• What is required:
Determine how many lines in the entries below include "examination". The reply should be that number and nothing else.

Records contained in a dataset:
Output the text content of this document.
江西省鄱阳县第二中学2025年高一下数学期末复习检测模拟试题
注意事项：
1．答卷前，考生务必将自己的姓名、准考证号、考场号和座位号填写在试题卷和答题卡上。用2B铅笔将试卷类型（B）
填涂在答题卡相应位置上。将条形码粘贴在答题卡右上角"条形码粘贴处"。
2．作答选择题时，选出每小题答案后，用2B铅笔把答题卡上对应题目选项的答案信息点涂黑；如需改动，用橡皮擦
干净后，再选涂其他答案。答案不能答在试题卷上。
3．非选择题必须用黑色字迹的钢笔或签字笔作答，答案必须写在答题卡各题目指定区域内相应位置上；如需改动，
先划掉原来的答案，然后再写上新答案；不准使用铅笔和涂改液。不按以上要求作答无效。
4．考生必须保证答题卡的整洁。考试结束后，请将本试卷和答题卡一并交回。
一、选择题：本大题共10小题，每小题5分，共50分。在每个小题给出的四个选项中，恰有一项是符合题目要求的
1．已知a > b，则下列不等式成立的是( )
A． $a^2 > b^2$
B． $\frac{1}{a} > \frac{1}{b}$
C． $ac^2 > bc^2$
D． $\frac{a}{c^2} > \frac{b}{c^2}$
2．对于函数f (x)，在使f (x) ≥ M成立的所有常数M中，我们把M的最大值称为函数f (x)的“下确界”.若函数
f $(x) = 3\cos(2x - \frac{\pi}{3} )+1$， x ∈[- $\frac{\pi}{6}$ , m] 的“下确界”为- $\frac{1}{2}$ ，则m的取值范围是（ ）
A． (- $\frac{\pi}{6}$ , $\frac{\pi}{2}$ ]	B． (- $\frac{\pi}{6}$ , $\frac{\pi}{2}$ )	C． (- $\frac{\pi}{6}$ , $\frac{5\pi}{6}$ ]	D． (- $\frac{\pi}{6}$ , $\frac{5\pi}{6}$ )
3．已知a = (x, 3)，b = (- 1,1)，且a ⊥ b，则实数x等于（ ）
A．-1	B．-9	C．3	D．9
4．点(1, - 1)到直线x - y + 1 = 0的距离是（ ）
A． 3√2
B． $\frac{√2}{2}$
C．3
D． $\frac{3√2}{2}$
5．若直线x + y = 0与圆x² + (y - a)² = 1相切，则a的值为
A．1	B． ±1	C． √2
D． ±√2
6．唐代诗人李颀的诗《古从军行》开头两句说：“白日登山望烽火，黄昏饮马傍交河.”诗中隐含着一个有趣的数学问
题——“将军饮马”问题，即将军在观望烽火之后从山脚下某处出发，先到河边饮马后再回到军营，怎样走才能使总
* * *
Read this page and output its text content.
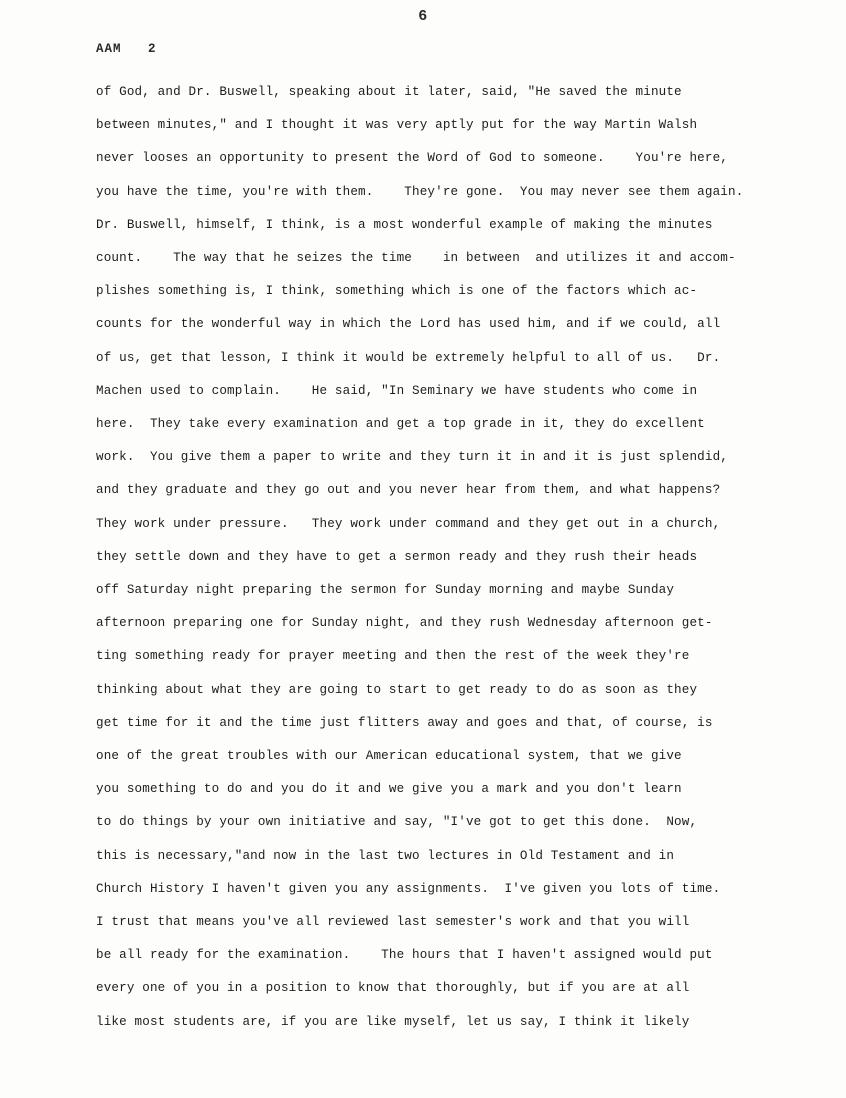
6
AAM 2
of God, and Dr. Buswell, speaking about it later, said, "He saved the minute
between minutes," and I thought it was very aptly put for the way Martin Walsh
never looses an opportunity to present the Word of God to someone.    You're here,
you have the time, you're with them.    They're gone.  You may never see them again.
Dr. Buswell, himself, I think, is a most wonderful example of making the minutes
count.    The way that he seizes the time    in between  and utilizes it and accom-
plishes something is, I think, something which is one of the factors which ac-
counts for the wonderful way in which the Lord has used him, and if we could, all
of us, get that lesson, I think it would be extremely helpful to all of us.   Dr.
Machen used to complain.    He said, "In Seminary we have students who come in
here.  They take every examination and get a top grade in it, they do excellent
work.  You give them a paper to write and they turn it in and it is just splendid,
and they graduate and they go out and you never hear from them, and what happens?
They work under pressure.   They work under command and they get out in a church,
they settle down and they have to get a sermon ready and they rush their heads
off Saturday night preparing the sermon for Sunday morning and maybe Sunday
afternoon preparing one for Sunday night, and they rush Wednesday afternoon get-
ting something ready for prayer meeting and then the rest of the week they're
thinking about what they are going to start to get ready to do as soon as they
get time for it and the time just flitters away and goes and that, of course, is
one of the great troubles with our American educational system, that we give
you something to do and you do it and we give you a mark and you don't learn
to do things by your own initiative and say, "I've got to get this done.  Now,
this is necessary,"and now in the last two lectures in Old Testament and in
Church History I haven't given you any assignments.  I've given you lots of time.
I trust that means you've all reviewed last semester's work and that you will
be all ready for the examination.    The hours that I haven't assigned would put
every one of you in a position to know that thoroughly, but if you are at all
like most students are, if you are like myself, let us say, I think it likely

• Reply:
2